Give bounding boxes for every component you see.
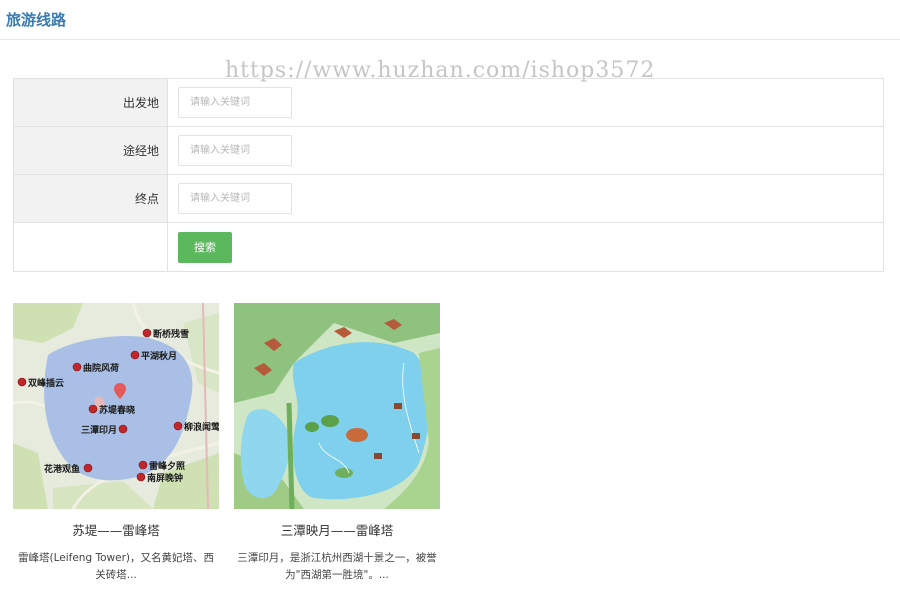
form-row-destination: 终点 [14, 175, 883, 223]
page-header: 旅游线路 [0, 0, 900, 40]
route-title[interactable]: 三潭映月——雷峰塔 [234, 520, 440, 539]
form-row-departure: 出发地 [14, 79, 883, 127]
svg-text:雷峰夕照: 雷峰夕照 [149, 460, 185, 472]
destination-label: 终点 [14, 175, 168, 222]
route-description: 三潭印月，是浙江杭州西湖十景之一，被誉为"西湖第一胜境"。... [237, 552, 437, 581]
form-row-via: 途经地 [14, 127, 883, 175]
route-card[interactable]: 三潭映月——雷峰塔 三潭印月，是浙江杭州西湖十景之一，被誉为"西湖第一胜境"。.… [234, 303, 440, 584]
via-input[interactable] [178, 135, 292, 166]
svg-text:苏堤春晓: 苏堤春晓 [99, 404, 135, 416]
route-list: 断桥残雪 平湖秋月 曲院风荷 双峰插云 苏堤春晓 三潭印月 柳浪闻莺 花港观鱼 … [13, 303, 440, 584]
search-form: 出发地 途经地 终点 搜索 [13, 78, 884, 272]
destination-input[interactable] [178, 183, 292, 214]
svg-text:双峰插云: 双峰插云 [28, 377, 64, 389]
route-card[interactable]: 断桥残雪 平湖秋月 曲院风荷 双峰插云 苏堤春晓 三潭印月 柳浪闻莺 花港观鱼 … [13, 303, 219, 584]
route-image-map[interactable]: 断桥残雪 平湖秋月 曲院风荷 双峰插云 苏堤春晓 三潭印月 柳浪闻莺 花港观鱼 … [13, 303, 219, 509]
svg-text:三潭印月: 三潭印月 [81, 424, 117, 436]
svg-text:曲院风荷: 曲院风荷 [83, 362, 119, 374]
route-image-illustration[interactable] [234, 303, 440, 509]
empty-label [14, 223, 168, 271]
search-button[interactable]: 搜索 [178, 231, 232, 263]
page-title: 旅游线路 [6, 11, 67, 29]
form-row-actions: 搜索 [14, 223, 883, 271]
svg-text:断桥残雪: 断桥残雪 [153, 328, 189, 340]
via-label: 途经地 [14, 127, 168, 174]
svg-text:平湖秋月: 平湖秋月 [141, 350, 177, 362]
route-description: 雷峰塔(Leifeng Tower)，又名黄妃塔、西关砖塔... [18, 552, 214, 581]
route-title[interactable]: 苏堤——雷峰塔 [13, 520, 219, 539]
svg-text:南屏晚钟: 南屏晚钟 [147, 472, 183, 484]
svg-text:柳浪闻莺: 柳浪闻莺 [184, 421, 219, 433]
svg-text:花港观鱼: 花港观鱼 [44, 463, 80, 475]
departure-label: 出发地 [14, 79, 168, 126]
departure-input[interactable] [178, 87, 292, 118]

+===+

Copy the lines above back word for word, but leave the picture out of your answer.

Result below:
Give bounding boxes for every component you see.
form-row-destination: 终点 [14, 175, 883, 223]
page-header: 旅游线路 [0, 0, 900, 40]
route-title[interactable]: 三潭映月——雷峰塔 [234, 520, 440, 539]
form-row-departure: 出发地 [14, 79, 883, 127]
svg-text:雷峰夕照: 雷峰夕照 [149, 460, 185, 472]
destination-label: 终点 [14, 175, 168, 222]
route-description: 三潭印月，是浙江杭州西湖十景之一，被誉为"西湖第一胜境"。... [237, 552, 437, 581]
form-row-via: 途经地 [14, 127, 883, 175]
route-card[interactable]: 三潭映月——雷峰塔 三潭印月，是浙江杭州西湖十景之一，被誉为"西湖第一胜境"。.… [234, 303, 440, 584]
via-input[interactable] [178, 135, 292, 166]
svg-text:苏堤春晓: 苏堤春晓 [99, 404, 135, 416]
route-list: 断桥残雪 平湖秋月 曲院风荷 双峰插云 苏堤春晓 三潭印月 柳浪闻莺 花港观鱼 … [13, 303, 440, 584]
search-form: 出发地 途经地 终点 搜索 [13, 78, 884, 272]
destination-input[interactable] [178, 183, 292, 214]
svg-text:双峰插云: 双峰插云 [28, 377, 64, 389]
route-card[interactable]: 断桥残雪 平湖秋月 曲院风荷 双峰插云 苏堤春晓 三潭印月 柳浪闻莺 花港观鱼 … [13, 303, 219, 584]
route-image-map[interactable]: 断桥残雪 平湖秋月 曲院风荷 双峰插云 苏堤春晓 三潭印月 柳浪闻莺 花港观鱼 … [13, 303, 219, 509]
svg-text:三潭印月: 三潭印月 [81, 424, 117, 436]
svg-text:曲院风荷: 曲院风荷 [83, 362, 119, 374]
route-image-illustration[interactable] [234, 303, 440, 509]
empty-label [14, 223, 168, 271]
search-button[interactable]: 搜索 [178, 231, 232, 263]
page-title: 旅游线路 [6, 11, 67, 29]
form-row-actions: 搜索 [14, 223, 883, 271]
svg-text:断桥残雪: 断桥残雪 [153, 328, 189, 340]
via-label: 途经地 [14, 127, 168, 174]
svg-text:平湖秋月: 平湖秋月 [141, 350, 177, 362]
route-description: 雷峰塔(Leifeng Tower)，又名黄妃塔、西关砖塔... [18, 552, 214, 581]
route-title[interactable]: 苏堤——雷峰塔 [13, 520, 219, 539]
svg-text:南屏晚钟: 南屏晚钟 [147, 472, 183, 484]
svg-text:柳浪闻莺: 柳浪闻莺 [184, 421, 219, 433]
svg-text:花港观鱼: 花港观鱼 [44, 463, 80, 475]
departure-label: 出发地 [14, 79, 168, 126]
departure-input[interactable] [178, 87, 292, 118]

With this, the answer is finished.